══ Information shown

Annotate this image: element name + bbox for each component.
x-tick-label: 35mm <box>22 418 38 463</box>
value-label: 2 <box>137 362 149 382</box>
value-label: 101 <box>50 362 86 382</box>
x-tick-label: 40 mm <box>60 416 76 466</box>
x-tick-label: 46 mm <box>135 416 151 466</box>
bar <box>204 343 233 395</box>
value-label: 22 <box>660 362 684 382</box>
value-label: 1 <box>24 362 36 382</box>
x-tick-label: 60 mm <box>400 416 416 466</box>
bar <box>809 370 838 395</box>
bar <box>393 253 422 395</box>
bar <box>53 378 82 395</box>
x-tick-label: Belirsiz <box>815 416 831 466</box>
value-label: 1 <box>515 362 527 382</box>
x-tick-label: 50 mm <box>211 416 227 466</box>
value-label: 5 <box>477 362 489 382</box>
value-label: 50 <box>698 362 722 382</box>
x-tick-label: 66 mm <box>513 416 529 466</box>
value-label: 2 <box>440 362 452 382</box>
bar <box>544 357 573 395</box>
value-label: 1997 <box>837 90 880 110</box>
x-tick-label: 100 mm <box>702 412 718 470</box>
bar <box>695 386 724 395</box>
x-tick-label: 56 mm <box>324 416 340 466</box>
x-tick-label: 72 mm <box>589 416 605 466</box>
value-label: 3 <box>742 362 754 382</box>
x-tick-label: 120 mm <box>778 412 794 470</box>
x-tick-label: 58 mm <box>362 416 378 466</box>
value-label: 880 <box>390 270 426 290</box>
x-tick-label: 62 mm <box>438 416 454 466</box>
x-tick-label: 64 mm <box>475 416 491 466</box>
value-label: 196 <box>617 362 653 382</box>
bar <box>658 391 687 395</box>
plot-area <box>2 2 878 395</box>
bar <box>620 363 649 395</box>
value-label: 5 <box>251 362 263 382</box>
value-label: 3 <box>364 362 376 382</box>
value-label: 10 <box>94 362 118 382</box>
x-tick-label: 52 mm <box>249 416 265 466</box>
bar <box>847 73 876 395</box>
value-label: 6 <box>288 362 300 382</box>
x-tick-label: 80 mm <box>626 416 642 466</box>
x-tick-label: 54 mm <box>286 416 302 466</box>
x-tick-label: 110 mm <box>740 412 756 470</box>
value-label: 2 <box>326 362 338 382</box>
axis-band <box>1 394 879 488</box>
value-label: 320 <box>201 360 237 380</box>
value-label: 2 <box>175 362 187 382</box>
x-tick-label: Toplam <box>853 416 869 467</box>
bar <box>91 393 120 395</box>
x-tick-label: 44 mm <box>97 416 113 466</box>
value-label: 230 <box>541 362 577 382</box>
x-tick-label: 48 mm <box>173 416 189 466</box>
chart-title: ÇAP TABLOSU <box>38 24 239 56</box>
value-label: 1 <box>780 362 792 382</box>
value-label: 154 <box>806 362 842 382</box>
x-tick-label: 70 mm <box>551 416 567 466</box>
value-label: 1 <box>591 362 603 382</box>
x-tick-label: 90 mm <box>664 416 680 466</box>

════

**What the task asks**
Render the rows above as a JSON array of strings, one string per line, leaving out any blank lines.

**The response**
[
  "Annotate this image: element name + bbox for each component.",
  "x-tick-label: 35mm <box>22 418 38 463</box>",
  "value-label: 2 <box>137 362 149 382</box>",
  "value-label: 101 <box>50 362 86 382</box>",
  "x-tick-label: 40 mm <box>60 416 76 466</box>",
  "x-tick-label: 46 mm <box>135 416 151 466</box>",
  "bar <box>204 343 233 395</box>",
  "value-label: 22 <box>660 362 684 382</box>",
  "value-label: 1 <box>24 362 36 382</box>",
  "x-tick-label: 60 mm <box>400 416 416 466</box>",
  "bar <box>809 370 838 395</box>",
  "bar <box>393 253 422 395</box>",
  "bar <box>53 378 82 395</box>",
  "x-tick-label: Belirsiz <box>815 416 831 466</box>",
  "value-label: 1 <box>515 362 527 382</box>",
  "x-tick-label: 50 mm <box>211 416 227 466</box>",
  "value-label: 5 <box>477 362 489 382</box>",
  "value-label: 50 <box>698 362 722 382</box>",
  "x-tick-label: 66 mm <box>513 416 529 466</box>",
  "value-label: 2 <box>440 362 452 382</box>",
  "bar <box>544 357 573 395</box>",
  "value-label: 1997 <box>837 90 880 110</box>",
  "x-tick-label: 100 mm <box>702 412 718 470</box>",
  "bar <box>695 386 724 395</box>",
  "x-tick-label: 56 mm <box>324 416 340 466</box>",
  "x-tick-label: 72 mm <box>589 416 605 466</box>",
  "value-label: 3 <box>742 362 754 382</box>",
  "x-tick-label: 120 mm <box>778 412 794 470</box>",
  "x-tick-label: 58 mm <box>362 416 378 466</box>",
  "value-label: 880 <box>390 270 426 290</box>",
  "x-tick-label: 62 mm <box>438 416 454 466</box>",
  "x-tick-label: 64 mm <box>475 416 491 466</box>",
  "value-label: 196 <box>617 362 653 382</box>",
  "bar <box>658 391 687 395</box>",
  "plot-area <box>2 2 878 395</box>",
  "bar <box>620 363 649 395</box>",
  "value-label: 5 <box>251 362 263 382</box>",
  "value-label: 3 <box>364 362 376 382</box>",
  "value-label: 10 <box>94 362 118 382</box>",
  "x-tick-label: 52 mm <box>249 416 265 466</box>",
  "bar <box>847 73 876 395</box>",
  "value-label: 6 <box>288 362 300 382</box>",
  "x-tick-label: 80 mm <box>626 416 642 466</box>",
  "x-tick-label: 54 mm <box>286 416 302 466</box>",
  "x-tick-label: 110 mm <box>740 412 756 470</box>",
  "value-label: 2 <box>326 362 338 382</box>",
  "axis-band <box>1 394 879 488</box>",
  "value-label: 320 <box>201 360 237 380</box>",
  "value-label: 2 <box>175 362 187 382</box>",
  "x-tick-label: Toplam <box>853 416 869 467</box>",
  "bar <box>91 393 120 395</box>",
  "x-tick-label: 44 mm <box>97 416 113 466</box>",
  "value-label: 230 <box>541 362 577 382</box>",
  "x-tick-label: 48 mm <box>173 416 189 466</box>",
  "chart-title: ÇAP TABLOSU <box>38 24 239 56</box>",
  "value-label: 1 <box>780 362 792 382</box>",
  "value-label: 154 <box>806 362 842 382</box>",
  "x-tick-label: 70 mm <box>551 416 567 466</box>",
  "value-label: 1 <box>591 362 603 382</box>",
  "x-tick-label: 90 mm <box>664 416 680 466</box>"
]